Extracts from a graphics dataset
******************************
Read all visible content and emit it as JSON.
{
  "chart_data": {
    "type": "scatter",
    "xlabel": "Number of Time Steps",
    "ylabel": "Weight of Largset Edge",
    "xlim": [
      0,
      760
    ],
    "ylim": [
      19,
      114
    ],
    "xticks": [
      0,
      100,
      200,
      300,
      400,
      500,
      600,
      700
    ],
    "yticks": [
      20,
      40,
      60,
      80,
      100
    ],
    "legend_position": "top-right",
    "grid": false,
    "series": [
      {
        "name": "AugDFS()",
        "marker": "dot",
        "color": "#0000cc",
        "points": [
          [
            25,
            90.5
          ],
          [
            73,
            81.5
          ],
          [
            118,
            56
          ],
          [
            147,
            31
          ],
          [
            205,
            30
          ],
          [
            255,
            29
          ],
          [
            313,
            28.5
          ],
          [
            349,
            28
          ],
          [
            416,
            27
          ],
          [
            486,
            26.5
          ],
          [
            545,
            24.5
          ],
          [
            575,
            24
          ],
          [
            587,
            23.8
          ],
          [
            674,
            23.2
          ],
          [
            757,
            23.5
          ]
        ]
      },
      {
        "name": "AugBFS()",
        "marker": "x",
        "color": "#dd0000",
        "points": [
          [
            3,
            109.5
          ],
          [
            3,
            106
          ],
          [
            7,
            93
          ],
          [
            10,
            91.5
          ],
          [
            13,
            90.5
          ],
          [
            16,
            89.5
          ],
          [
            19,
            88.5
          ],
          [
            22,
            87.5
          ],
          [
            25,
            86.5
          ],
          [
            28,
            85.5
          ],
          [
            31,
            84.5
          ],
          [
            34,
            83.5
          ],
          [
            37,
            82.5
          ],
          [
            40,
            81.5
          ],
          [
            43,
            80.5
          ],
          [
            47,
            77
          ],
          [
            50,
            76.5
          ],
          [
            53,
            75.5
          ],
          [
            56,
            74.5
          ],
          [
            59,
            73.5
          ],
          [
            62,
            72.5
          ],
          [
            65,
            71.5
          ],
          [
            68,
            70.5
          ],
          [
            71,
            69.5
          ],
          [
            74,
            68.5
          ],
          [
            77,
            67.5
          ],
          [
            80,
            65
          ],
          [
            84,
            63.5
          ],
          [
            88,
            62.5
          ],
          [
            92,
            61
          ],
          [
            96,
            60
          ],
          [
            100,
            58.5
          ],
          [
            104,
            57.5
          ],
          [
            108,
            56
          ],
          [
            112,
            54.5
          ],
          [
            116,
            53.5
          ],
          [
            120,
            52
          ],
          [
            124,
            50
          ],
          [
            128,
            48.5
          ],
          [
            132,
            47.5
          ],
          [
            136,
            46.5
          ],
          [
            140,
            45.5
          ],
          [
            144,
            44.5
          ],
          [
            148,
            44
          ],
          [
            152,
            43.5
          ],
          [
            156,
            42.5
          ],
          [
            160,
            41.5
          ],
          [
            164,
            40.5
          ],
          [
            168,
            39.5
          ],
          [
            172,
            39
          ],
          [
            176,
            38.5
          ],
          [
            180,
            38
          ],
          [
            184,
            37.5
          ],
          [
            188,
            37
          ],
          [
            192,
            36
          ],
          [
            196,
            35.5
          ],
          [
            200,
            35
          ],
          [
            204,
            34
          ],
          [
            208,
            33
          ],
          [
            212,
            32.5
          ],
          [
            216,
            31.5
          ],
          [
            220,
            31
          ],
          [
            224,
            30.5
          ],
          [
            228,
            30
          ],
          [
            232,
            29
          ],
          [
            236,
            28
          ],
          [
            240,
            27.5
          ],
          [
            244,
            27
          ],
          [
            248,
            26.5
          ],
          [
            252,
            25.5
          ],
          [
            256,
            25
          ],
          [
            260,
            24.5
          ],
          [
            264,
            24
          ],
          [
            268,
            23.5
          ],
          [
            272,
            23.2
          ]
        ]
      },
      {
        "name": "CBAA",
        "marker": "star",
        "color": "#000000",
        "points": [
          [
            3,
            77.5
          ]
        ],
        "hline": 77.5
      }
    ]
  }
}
******************************
SET PROBLEM
Copy out all of the lines above exactly.

REPLY TO THE TASK
Read all visible content and emit it as JSON.
{
  "chart_data": {
    "type": "scatter",
    "xlabel": "Number of Time Steps",
    "ylabel": "Weight of Largset Edge",
    "xlim": [
      0,
      760
    ],
    "ylim": [
      19,
      114
    ],
    "xticks": [
      0,
      100,
      200,
      300,
      400,
      500,
      600,
      700
    ],
    "yticks": [
      20,
      40,
      60,
      80,
      100
    ],
    "legend_position": "top-right",
    "grid": false,
    "series": [
      {
        "name": "AugDFS()",
        "marker": "dot",
        "color": "#0000cc",
        "points": [
          [
            25,
            90.5
          ],
          [
            73,
            81.5
          ],
          [
            118,
            56
          ],
          [
            147,
            31
          ],
          [
            205,
            30
          ],
          [
            255,
            29
          ],
          [
            313,
            28.5
          ],
          [
            349,
            28
          ],
          [
            416,
            27
          ],
          [
            486,
            26.5
          ],
          [
            545,
            24.5
          ],
          [
            575,
            24
          ],
          [
            587,
            23.8
          ],
          [
            674,
            23.2
          ],
          [
            757,
            23.5
          ]
        ]
      },
      {
        "name": "AugBFS()",
        "marker": "x",
        "color": "#dd0000",
        "points": [
          [
            3,
            109.5
          ],
          [
            3,
            106
          ],
          [
            7,
            93
          ],
          [
            10,
            91.5
          ],
          [
            13,
            90.5
          ],
          [
            16,
            89.5
          ],
          [
            19,
            88.5
          ],
          [
            22,
            87.5
          ],
          [
            25,
            86.5
          ],
          [
            28,
            85.5
          ],
          [
            31,
            84.5
          ],
          [
            34,
            83.5
          ],
          [
            37,
            82.5
          ],
          [
            40,
            81.5
          ],
          [
            43,
            80.5
          ],
          [
            47,
            77
          ],
          [
            50,
            76.5
          ],
          [
            53,
            75.5
          ],
          [
            56,
            74.5
          ],
          [
            59,
            73.5
          ],
          [
            62,
            72.5
          ],
          [
            65,
            71.5
          ],
          [
            68,
            70.5
          ],
          [
            71,
            69.5
          ],
          [
            74,
            68.5
          ],
          [
            77,
            67.5
          ],
          [
            80,
            65
          ],
          [
            84,
            63.5
          ],
          [
            88,
            62.5
          ],
          [
            92,
            61
          ],
          [
            96,
            60
          ],
          [
            100,
            58.5
          ],
          [
            104,
            57.5
          ],
          [
            108,
            56
          ],
          [
            112,
            54.5
          ],
          [
            116,
            53.5
          ],
          [
            120,
            52
          ],
          [
            124,
            50
          ],
          [
            128,
            48.5
          ],
          [
            132,
            47.5
          ],
          [
            136,
            46.5
          ],
          [
            140,
            45.5
          ],
          [
            144,
            44.5
          ],
          [
            148,
            44
          ],
          [
            152,
            43.5
          ],
          [
            156,
            42.5
          ],
          [
            160,
            41.5
          ],
          [
            164,
            40.5
          ],
          [
            168,
            39.5
          ],
          [
            172,
            39
          ],
          [
            176,
            38.5
          ],
          [
            180,
            38
          ],
          [
            184,
            37.5
          ],
          [
            188,
            37
          ],
          [
            192,
            36
          ],
          [
            196,
            35.5
          ],
          [
            200,
            35
          ],
          [
            204,
            34
          ],
          [
            208,
            33
          ],
          [
            212,
            32.5
          ],
          [
            216,
            31.5
          ],
          [
            220,
            31
          ],
          [
            224,
            30.5
          ],
          [
            228,
            30
          ],
          [
            232,
            29
          ],
          [
            236,
            28
          ],
          [
            240,
            27.5
          ],
          [
            244,
            27
          ],
          [
            248,
            26.5
          ],
          [
            252,
            25.5
          ],
          [
            256,
            25
          ],
          [
            260,
            24.5
          ],
          [
            264,
            24
          ],
          [
            268,
            23.5
          ],
          [
            272,
            23.2
          ]
        ]
      },
      {
        "name": "CBAA",
        "marker": "star",
        "color": "#000000",
        "points": [
          [
            3,
            77.5
          ]
        ],
        "hline": 77.5
      }
    ]
  }
}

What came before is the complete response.